*GIVEN PROBLEM*:
Your task is to copy every line of the records below that contains "Velocity".

Figure data in JSON

>> Begin

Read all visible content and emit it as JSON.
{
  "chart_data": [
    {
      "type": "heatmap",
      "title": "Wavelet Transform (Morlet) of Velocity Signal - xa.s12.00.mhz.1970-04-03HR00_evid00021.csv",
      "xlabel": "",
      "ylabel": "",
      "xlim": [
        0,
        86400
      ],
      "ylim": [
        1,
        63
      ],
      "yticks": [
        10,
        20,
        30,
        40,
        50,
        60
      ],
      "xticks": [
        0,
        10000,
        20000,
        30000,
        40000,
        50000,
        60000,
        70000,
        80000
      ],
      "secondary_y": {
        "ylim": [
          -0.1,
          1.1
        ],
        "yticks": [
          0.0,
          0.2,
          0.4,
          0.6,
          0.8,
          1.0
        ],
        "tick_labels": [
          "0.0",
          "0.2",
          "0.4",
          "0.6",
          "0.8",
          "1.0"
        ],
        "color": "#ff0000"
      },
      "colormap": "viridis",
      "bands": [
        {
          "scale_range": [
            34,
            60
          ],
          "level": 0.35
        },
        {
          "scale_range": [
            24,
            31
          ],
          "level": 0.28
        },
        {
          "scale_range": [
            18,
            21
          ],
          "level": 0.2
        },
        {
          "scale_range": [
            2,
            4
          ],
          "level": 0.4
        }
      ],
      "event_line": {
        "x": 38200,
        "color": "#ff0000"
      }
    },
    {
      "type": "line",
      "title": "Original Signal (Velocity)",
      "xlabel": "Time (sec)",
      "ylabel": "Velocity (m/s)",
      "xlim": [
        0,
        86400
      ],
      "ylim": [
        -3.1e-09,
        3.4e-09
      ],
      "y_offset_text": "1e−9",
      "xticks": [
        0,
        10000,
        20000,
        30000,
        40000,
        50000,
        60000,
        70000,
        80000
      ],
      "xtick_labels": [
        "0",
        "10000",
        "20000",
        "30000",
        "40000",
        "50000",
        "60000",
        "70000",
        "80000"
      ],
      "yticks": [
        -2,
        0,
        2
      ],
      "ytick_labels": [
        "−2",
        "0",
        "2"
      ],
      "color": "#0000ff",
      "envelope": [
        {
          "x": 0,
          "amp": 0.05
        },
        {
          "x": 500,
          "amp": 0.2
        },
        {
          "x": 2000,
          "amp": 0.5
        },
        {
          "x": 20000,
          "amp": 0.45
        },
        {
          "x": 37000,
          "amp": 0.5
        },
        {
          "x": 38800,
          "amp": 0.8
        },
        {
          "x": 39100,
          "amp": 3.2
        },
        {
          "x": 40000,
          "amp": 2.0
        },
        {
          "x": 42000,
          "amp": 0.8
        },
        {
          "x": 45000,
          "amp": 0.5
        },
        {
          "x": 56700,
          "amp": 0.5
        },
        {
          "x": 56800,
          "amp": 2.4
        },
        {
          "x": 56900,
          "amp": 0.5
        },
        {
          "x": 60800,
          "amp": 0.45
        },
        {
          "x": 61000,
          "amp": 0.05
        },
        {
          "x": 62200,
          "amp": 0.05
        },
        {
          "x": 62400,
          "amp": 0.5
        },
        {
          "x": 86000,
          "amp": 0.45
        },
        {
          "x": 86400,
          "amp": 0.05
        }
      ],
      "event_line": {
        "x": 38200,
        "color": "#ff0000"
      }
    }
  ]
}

>> End

*OUTPUT*:
      "title": "Wavelet Transform (Morlet) of Velocity Signal - xa.s12.00.mhz.1970-04-03HR00_evid00021.csv",
      "title": "Original Signal (Velocity)",
      "ylabel": "Velocity (m/s)",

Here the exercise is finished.